Records for the task
■ ■ ■ ■

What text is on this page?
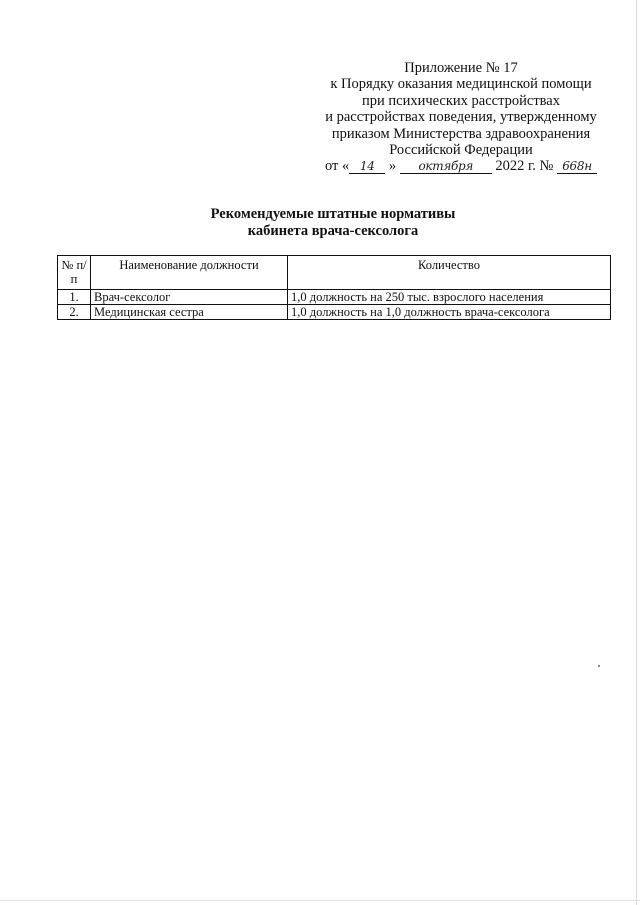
Приложение № 17
к Порядку оказания медицинской помощи
при психических расстройствах
и расстройствах поведения, утвержденному
приказом Министерства здравоохранения
Российской Федерации
от « 14 » октября 2022 г. № 668н
Рекомендуемые штатные нормативы
кабинета врача-сексолога
№ п/п	Наименование должности	Количество
1.	Врач-сексолог	1,0 должность на 250 тыс. взрослого населения
2.	Медицинская сестра	1,0 должность на 1,0 должность врача-сексолога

■ ■ ■ ■

Exercise description
Repeat all the data as it stands, dropping any images it holds.

Task result
What text is on this page?
Приложение № 17
к Порядку оказания медицинской помощи
при психических расстройствах
и расстройствах поведения, утвержденному
приказом Министерства здравоохранения
Российской Федерации
от « 14 » октября 2022 г. № 668н
Рекомендуемые штатные нормативы
кабинета врача-сексолога
№ п/п	Наименование должности	Количество
1.	Врач-сексолог	1,0 должность на 250 тыс. взрослого населения
2.	Медицинская сестра	1,0 должность на 1,0 должность врача-сексолога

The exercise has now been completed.